• Provided material:
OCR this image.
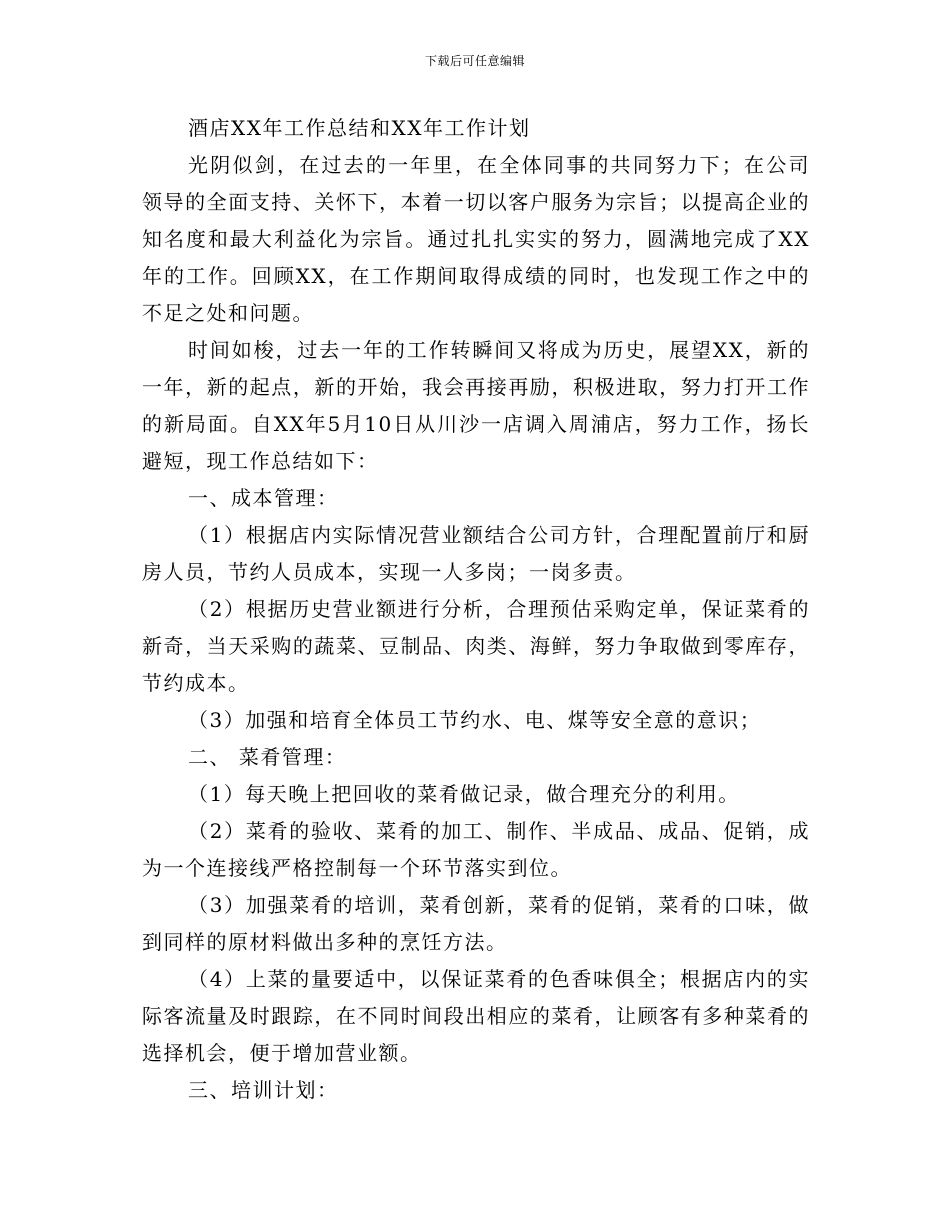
下载后可任意编辑

酒店XX年工作总结和XX年工作计划

光阴似剑，在过去的一年里，在全体同事的共同努力下；在公司领导的全面支持、关怀下，本着一切以客户服务为宗旨；以提高企业的知名度和最大利益化为宗旨。通过扎扎实实的努力，圆满地完成了XX年的工作。回顾XX，在工作期间取得成绩的同时，也发现工作之中的不足之处和问题。

时间如梭，过去一年的工作转瞬间又将成为历史，展望XX，新的一年，新的起点，新的开始，我会再接再励，积极进取，努力打开工作的新局面。自XX年5月10日从川沙一店调入周浦店，努力工作，扬长避短，现工作总结如下：

一、成本管理：

（1）根据店内实际情况营业额结合公司方针，合理配置前厅和厨房人员，节约人员成本，实现一人多岗；一岗多责。

（2）根据历史营业额进行分析，合理预估采购定单，保证菜肴的新奇，当天采购的蔬菜、豆制品、肉类、海鲜，努力争取做到零库存，节约成本。

（3）加强和培育全体员工节约水、电、煤等安全意的意识；

二、 菜肴管理：

（1）每天晚上把回收的菜肴做记录，做合理充分的利用。

（2）菜肴的验收、菜肴的加工、制作、半成品、成品、促销，成为一个连接线严格控制每一个环节落实到位。

（3）加强菜肴的培训，菜肴创新，菜肴的促销，菜肴的口味，做到同样的原材料做出多种的烹饪方法。

（4）上菜的量要适中，以保证菜肴的色香味俱全；根据店内的实际客流量及时跟踪，在不同时间段出相应的菜肴，让顾客有多种菜肴的选择机会，便于增加营业额。

三、培训计划：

• What you will do:
All of the lines above should be retyped precisely, apart from the pictures.

• Answer below:
OCR this image.
下载后可任意编辑

酒店XX年工作总结和XX年工作计划

光阴似剑，在过去的一年里，在全体同事的共同努力下；在公司领导的全面支持、关怀下，本着一切以客户服务为宗旨；以提高企业的知名度和最大利益化为宗旨。通过扎扎实实的努力，圆满地完成了XX年的工作。回顾XX，在工作期间取得成绩的同时，也发现工作之中的不足之处和问题。

时间如梭，过去一年的工作转瞬间又将成为历史，展望XX，新的一年，新的起点，新的开始，我会再接再励，积极进取，努力打开工作的新局面。自XX年5月10日从川沙一店调入周浦店，努力工作，扬长避短，现工作总结如下：

一、成本管理：

（1）根据店内实际情况营业额结合公司方针，合理配置前厅和厨房人员，节约人员成本，实现一人多岗；一岗多责。

（2）根据历史营业额进行分析，合理预估采购定单，保证菜肴的新奇，当天采购的蔬菜、豆制品、肉类、海鲜，努力争取做到零库存，节约成本。

（3）加强和培育全体员工节约水、电、煤等安全意的意识；

二、 菜肴管理：

（1）每天晚上把回收的菜肴做记录，做合理充分的利用。

（2）菜肴的验收、菜肴的加工、制作、半成品、成品、促销，成为一个连接线严格控制每一个环节落实到位。

（3）加强菜肴的培训，菜肴创新，菜肴的促销，菜肴的口味，做到同样的原材料做出多种的烹饪方法。

（4）上菜的量要适中，以保证菜肴的色香味俱全；根据店内的实际客流量及时跟踪，在不同时间段出相应的菜肴，让顾客有多种菜肴的选择机会，便于增加营业额。

三、培训计划：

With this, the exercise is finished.